_DATA SHOWN_:
+++++

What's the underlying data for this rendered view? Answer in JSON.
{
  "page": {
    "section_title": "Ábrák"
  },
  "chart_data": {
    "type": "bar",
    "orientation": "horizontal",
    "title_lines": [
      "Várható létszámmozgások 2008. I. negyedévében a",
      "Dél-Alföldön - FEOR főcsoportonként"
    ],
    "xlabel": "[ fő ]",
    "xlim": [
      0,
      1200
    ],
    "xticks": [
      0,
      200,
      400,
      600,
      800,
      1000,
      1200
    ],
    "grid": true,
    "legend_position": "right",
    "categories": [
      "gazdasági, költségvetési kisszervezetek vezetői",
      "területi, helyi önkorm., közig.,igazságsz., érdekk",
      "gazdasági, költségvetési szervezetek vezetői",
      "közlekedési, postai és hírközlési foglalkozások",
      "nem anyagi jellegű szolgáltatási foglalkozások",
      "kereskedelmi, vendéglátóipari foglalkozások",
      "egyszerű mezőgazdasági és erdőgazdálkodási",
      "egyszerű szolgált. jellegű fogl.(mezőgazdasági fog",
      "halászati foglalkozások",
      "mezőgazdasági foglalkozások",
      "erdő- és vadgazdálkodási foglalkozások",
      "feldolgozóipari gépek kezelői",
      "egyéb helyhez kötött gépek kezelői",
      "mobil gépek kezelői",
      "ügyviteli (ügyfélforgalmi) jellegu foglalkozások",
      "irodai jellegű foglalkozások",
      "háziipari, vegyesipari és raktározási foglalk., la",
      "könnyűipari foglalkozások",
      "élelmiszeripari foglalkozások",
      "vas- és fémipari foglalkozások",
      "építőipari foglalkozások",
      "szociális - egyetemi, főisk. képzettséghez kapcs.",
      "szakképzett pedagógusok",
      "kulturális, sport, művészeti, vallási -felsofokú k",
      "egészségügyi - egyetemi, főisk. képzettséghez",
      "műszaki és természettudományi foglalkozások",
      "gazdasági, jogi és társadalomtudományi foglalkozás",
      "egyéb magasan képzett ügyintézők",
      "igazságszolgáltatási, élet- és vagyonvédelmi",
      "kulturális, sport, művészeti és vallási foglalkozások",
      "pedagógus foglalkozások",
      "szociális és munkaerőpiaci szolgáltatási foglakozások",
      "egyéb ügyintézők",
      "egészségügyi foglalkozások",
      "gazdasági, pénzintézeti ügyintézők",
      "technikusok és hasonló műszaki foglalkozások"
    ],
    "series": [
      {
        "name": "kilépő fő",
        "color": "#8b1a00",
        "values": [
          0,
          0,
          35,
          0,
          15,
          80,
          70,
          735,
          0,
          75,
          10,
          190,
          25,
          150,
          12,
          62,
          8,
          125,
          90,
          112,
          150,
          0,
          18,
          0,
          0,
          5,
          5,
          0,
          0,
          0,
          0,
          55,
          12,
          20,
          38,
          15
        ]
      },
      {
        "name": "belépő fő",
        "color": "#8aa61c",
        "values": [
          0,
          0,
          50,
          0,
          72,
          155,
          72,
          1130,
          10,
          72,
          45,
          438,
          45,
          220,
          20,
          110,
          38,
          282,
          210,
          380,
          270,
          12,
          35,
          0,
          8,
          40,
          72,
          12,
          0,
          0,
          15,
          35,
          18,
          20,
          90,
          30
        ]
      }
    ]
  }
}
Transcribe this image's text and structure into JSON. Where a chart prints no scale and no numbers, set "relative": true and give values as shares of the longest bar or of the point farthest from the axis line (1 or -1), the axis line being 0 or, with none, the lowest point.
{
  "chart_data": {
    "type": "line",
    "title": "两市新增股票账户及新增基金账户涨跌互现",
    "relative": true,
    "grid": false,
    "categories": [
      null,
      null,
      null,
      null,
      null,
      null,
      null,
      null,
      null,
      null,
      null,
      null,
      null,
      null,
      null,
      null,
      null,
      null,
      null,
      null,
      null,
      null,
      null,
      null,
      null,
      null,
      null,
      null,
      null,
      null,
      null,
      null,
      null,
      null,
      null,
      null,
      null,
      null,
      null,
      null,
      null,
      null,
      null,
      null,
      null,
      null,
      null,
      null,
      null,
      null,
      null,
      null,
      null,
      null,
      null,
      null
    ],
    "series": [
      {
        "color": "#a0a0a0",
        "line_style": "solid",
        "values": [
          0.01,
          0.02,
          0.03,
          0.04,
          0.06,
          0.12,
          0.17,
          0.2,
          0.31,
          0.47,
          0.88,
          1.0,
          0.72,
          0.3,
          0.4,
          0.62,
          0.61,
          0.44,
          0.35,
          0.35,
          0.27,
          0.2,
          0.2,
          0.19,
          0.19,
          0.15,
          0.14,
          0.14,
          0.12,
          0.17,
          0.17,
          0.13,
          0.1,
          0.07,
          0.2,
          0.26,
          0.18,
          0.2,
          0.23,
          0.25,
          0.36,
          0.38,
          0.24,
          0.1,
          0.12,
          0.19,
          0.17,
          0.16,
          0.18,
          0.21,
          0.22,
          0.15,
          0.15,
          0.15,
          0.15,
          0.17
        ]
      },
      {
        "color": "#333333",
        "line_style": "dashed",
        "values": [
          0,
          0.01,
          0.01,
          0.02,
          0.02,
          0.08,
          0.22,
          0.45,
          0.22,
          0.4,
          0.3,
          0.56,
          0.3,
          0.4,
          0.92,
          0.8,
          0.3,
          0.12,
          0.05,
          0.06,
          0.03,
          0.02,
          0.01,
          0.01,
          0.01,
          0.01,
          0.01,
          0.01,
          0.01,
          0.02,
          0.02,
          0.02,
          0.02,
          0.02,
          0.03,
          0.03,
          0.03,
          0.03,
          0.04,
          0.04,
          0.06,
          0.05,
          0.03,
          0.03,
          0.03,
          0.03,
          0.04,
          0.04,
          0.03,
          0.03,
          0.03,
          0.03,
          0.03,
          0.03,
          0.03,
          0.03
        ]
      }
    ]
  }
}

+++++

_DO THIS_: Point out every line holding the string "kulturális" and copy it.

_WRITTEN RESPONSE_:
      "kulturális, sport, művészeti, vallási -felsofokú k",
      "kulturális, sport, művészeti és vallási foglalkozások",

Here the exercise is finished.